__Aim of the task__
Count the lines below that contain the word "Transducer". Give only the number.
-- START OF Source data --
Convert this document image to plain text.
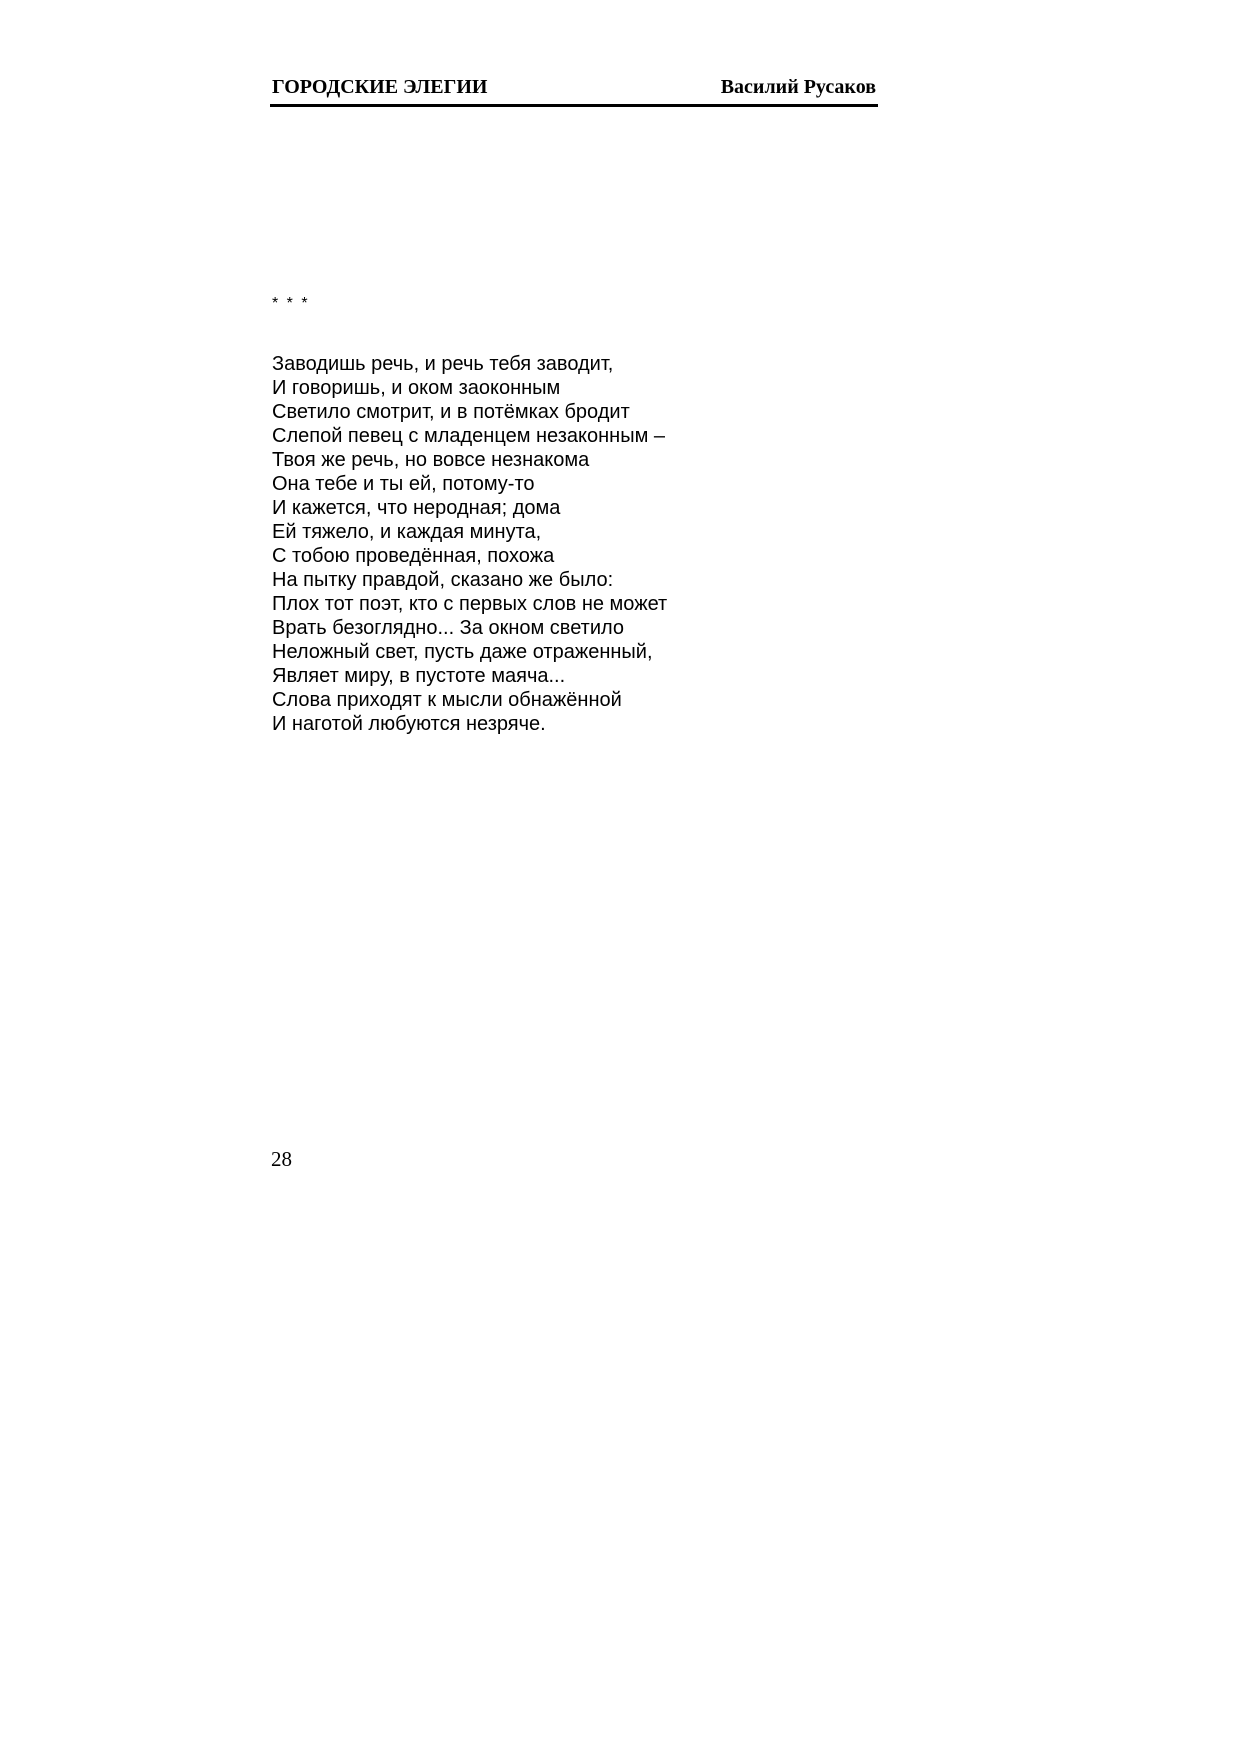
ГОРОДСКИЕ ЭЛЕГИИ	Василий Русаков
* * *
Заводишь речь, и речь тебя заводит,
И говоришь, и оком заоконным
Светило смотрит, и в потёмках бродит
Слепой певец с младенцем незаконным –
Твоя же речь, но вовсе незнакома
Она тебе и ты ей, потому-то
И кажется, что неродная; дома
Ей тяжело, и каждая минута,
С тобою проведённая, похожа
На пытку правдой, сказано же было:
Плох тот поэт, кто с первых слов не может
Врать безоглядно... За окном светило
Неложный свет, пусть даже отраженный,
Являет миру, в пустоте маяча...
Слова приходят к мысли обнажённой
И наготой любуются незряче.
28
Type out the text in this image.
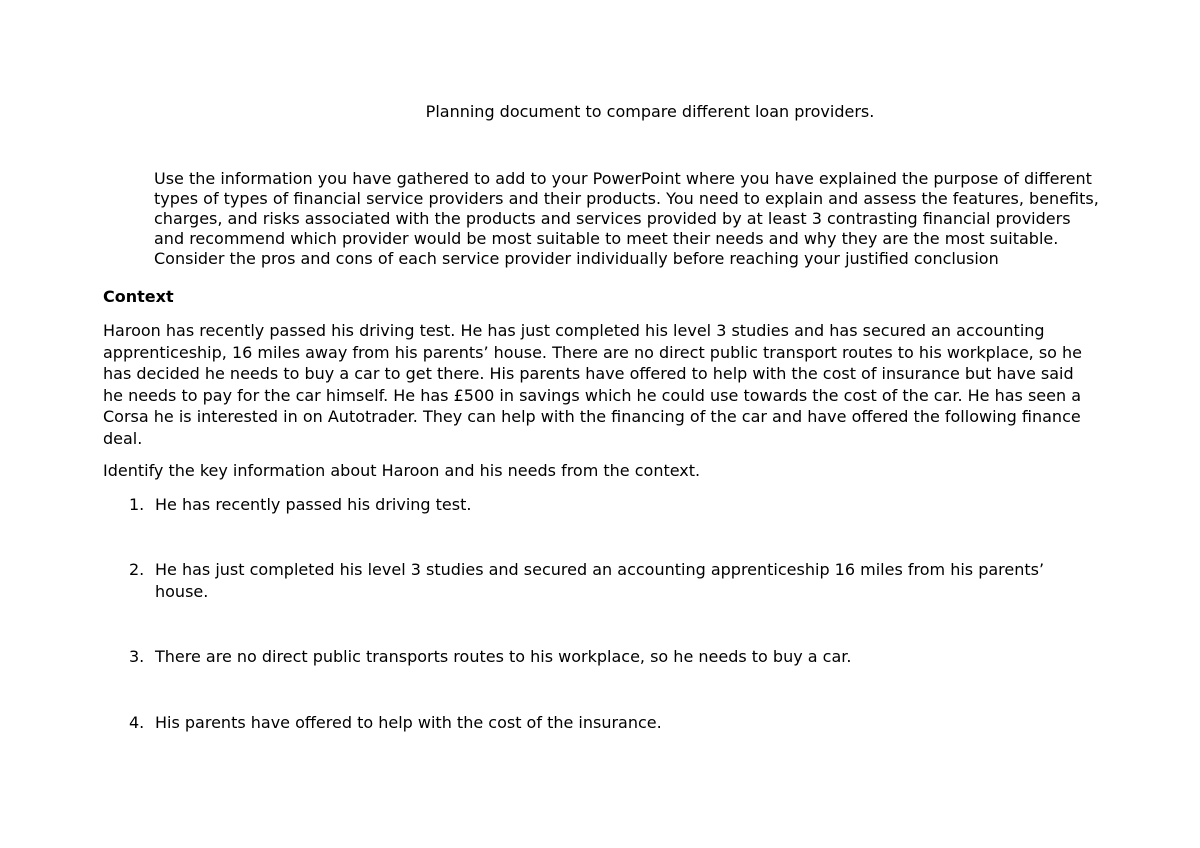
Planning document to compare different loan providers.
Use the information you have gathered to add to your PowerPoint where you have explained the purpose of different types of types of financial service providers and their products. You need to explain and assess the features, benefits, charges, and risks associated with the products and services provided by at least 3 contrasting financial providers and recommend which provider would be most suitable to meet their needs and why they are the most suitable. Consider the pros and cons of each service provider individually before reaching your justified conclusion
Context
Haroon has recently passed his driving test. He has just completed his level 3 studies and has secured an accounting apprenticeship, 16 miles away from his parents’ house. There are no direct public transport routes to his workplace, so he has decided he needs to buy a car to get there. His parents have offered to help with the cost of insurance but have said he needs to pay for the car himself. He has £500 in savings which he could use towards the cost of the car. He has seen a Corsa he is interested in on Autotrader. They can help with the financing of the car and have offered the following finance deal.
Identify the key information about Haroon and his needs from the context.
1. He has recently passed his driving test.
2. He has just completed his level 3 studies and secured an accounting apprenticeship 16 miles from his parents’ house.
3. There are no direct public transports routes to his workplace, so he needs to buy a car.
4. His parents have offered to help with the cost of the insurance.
-- END OF Source data --
-- START OF Source data --
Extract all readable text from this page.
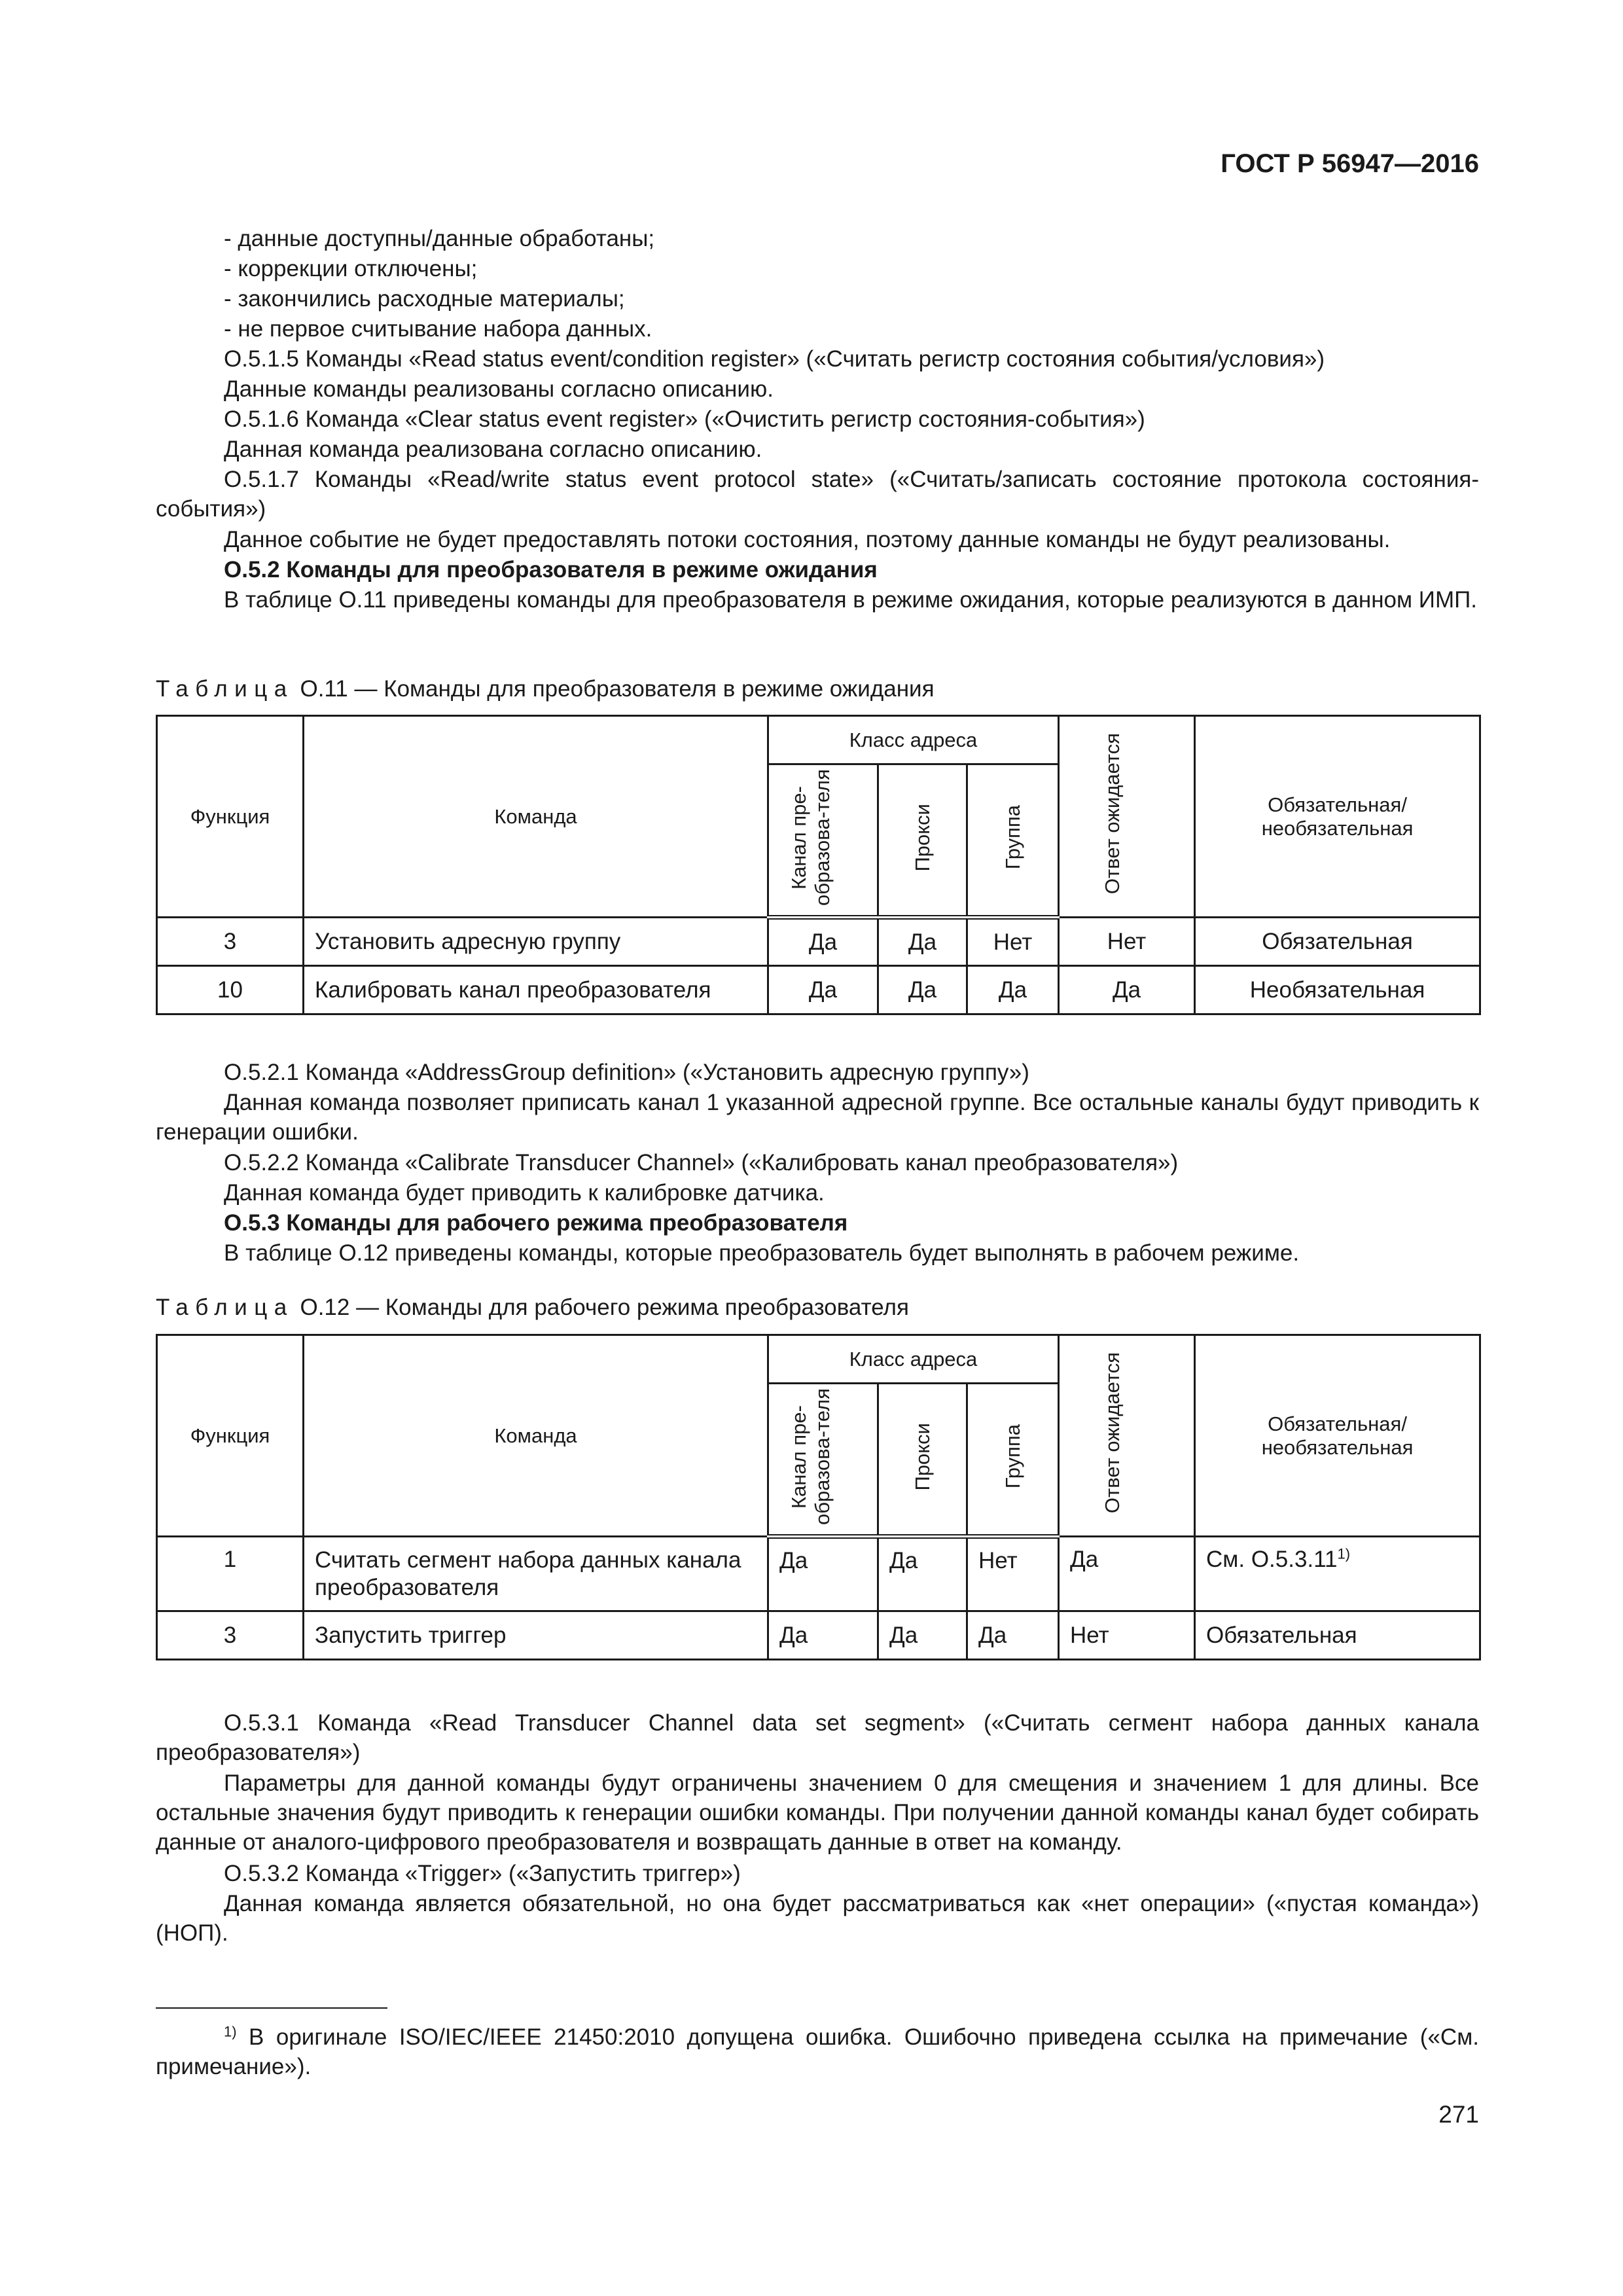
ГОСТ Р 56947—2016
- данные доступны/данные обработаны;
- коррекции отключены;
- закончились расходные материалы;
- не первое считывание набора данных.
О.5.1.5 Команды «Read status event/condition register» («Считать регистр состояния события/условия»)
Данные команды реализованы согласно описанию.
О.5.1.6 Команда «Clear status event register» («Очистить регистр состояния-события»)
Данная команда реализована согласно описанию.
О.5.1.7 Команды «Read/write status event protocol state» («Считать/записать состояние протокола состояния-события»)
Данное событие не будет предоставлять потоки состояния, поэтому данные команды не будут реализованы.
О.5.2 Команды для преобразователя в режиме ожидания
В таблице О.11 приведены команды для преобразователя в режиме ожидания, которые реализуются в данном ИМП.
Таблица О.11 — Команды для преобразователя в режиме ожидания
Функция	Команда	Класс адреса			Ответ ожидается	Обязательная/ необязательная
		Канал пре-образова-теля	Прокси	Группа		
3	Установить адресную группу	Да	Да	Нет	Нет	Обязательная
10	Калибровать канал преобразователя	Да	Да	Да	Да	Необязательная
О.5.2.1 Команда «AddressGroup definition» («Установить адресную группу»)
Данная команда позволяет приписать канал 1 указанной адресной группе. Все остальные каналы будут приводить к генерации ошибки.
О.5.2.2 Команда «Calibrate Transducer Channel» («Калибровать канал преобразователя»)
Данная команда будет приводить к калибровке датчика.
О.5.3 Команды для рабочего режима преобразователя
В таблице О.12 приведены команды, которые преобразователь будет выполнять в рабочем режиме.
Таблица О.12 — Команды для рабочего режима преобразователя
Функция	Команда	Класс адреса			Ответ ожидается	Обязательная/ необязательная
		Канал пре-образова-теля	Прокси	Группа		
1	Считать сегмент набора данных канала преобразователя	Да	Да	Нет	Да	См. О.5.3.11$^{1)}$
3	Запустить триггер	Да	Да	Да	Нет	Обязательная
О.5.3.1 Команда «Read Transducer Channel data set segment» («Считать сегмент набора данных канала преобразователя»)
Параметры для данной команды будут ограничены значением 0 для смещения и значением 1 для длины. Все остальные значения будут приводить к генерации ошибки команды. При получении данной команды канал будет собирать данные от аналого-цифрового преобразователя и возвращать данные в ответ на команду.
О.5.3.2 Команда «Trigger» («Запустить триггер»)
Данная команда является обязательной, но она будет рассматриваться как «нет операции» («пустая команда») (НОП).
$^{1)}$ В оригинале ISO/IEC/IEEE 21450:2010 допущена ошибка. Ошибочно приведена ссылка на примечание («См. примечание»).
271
-- END OF Source data --
__Expected answer__
2